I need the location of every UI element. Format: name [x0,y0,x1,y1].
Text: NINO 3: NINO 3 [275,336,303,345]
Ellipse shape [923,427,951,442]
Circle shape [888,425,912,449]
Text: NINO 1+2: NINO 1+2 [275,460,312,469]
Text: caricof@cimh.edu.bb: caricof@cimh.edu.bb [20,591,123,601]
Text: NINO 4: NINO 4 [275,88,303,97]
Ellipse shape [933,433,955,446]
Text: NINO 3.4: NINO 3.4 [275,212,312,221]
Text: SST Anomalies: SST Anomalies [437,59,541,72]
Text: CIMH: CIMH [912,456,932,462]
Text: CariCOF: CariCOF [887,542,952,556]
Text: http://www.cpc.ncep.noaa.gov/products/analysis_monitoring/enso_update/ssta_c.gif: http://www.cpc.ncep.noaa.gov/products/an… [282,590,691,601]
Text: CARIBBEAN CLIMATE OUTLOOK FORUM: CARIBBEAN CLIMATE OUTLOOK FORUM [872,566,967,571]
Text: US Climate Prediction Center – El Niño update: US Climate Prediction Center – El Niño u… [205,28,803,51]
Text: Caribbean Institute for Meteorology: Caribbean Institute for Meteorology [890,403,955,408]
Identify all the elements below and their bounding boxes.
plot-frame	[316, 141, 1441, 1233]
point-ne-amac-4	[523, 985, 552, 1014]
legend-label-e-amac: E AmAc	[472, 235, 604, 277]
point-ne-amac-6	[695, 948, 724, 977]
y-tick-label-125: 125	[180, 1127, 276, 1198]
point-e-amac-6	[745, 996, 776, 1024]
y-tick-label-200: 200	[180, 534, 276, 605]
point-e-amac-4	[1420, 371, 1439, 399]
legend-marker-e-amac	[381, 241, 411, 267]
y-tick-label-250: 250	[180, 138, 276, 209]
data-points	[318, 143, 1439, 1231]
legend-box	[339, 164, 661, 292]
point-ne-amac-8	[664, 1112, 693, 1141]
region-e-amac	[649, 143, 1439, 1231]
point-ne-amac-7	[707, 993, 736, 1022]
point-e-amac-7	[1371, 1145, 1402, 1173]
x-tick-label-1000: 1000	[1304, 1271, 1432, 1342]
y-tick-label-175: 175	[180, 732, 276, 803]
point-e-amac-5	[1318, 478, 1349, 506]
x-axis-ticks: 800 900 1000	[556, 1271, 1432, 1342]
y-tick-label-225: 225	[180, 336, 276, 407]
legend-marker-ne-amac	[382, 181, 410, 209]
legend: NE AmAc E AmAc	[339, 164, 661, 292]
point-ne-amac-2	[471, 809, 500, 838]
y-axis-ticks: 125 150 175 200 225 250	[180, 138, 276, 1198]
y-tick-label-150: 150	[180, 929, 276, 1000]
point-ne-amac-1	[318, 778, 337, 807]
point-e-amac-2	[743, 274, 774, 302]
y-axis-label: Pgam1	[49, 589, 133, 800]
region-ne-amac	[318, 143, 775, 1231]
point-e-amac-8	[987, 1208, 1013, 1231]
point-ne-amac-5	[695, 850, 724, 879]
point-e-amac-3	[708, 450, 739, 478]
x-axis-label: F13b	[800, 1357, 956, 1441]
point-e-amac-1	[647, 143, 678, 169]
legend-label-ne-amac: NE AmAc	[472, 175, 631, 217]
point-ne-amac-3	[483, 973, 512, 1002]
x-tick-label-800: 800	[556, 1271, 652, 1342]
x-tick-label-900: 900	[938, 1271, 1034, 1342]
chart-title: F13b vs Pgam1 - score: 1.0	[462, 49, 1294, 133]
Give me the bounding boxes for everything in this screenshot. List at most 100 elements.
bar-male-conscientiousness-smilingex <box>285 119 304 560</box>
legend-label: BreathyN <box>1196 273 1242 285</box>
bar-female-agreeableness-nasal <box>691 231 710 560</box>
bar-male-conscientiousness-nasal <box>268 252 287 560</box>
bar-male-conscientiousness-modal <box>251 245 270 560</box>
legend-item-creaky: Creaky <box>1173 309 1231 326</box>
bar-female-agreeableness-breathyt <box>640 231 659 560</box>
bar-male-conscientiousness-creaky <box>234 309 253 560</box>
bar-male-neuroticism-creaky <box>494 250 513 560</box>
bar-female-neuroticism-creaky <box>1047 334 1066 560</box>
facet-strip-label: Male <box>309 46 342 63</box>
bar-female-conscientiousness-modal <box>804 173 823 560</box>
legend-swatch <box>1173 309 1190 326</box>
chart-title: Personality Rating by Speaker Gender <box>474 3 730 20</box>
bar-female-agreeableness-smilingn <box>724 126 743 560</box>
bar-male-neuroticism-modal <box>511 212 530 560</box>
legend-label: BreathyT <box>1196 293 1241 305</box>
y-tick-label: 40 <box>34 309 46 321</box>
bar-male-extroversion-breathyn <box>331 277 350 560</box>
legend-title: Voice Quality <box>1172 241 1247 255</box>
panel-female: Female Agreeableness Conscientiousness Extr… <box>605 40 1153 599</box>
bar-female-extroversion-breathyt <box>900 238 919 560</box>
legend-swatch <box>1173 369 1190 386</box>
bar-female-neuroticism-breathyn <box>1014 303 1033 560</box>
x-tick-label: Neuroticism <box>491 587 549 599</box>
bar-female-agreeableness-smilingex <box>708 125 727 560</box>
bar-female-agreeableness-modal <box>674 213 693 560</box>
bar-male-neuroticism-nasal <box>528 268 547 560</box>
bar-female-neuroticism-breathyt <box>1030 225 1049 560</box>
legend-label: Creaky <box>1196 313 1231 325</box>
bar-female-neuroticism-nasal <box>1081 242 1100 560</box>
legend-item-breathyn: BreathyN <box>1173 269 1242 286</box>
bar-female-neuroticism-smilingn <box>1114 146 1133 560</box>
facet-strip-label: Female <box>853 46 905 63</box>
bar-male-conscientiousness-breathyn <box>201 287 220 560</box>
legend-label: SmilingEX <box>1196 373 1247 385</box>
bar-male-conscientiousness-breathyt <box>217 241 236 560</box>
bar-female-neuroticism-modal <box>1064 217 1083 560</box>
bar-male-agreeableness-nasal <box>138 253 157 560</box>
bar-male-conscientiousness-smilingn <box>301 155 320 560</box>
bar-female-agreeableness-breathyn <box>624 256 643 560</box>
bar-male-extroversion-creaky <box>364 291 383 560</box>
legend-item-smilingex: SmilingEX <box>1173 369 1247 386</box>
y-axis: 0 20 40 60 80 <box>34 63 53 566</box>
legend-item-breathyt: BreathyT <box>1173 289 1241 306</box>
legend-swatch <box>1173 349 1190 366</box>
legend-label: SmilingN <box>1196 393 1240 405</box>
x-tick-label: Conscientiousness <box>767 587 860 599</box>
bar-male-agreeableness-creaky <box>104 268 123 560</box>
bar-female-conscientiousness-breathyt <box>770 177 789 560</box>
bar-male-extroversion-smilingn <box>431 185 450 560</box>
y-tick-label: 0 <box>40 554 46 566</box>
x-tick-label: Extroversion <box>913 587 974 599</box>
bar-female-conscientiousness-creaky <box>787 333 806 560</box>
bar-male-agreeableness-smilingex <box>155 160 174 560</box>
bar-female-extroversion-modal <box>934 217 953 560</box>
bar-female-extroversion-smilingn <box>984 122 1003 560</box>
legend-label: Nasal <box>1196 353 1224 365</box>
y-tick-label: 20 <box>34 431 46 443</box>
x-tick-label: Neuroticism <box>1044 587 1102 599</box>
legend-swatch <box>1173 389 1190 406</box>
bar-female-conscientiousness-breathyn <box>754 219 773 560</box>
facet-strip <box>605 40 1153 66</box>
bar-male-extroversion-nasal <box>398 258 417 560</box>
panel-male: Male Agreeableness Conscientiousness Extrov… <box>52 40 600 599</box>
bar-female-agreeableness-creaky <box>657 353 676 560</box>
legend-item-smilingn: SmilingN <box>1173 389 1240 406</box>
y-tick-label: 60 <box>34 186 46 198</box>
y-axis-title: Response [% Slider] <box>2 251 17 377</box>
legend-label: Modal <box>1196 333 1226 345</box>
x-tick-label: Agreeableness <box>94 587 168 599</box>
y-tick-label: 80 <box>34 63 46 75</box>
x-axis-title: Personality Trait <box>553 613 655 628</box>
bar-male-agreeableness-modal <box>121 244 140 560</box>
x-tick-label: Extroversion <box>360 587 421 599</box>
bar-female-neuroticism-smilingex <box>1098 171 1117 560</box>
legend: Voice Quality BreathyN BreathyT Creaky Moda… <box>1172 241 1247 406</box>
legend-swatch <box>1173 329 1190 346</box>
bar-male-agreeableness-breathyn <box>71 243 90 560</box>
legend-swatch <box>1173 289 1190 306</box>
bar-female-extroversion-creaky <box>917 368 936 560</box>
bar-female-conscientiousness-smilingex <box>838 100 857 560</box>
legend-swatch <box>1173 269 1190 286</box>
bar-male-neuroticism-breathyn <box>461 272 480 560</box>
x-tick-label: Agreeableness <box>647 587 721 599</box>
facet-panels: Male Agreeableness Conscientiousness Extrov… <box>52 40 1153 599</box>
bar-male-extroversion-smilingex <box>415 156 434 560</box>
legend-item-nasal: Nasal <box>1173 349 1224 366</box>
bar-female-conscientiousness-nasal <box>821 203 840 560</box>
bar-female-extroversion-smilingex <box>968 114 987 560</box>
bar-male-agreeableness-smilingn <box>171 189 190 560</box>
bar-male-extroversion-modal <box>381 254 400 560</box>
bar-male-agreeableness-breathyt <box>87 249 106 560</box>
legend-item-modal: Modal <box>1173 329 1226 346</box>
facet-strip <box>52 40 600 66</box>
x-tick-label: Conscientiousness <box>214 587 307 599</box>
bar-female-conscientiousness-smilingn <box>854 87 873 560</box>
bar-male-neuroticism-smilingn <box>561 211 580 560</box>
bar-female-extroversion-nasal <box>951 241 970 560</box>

- [Your task] Copy the rows word for word, starting at the first row and ending at the row that contains "Text: NINO 1+2: NINO 1+2 [275,460,312,469]", with both ends included.

- [Solved problem]
I need the location of every UI element. Format: name [x0,y0,x1,y1].
Text: NINO 3: NINO 3 [275,336,303,345]
Ellipse shape [923,427,951,442]
Circle shape [888,425,912,449]
Text: NINO 1+2: NINO 1+2 [275,460,312,469]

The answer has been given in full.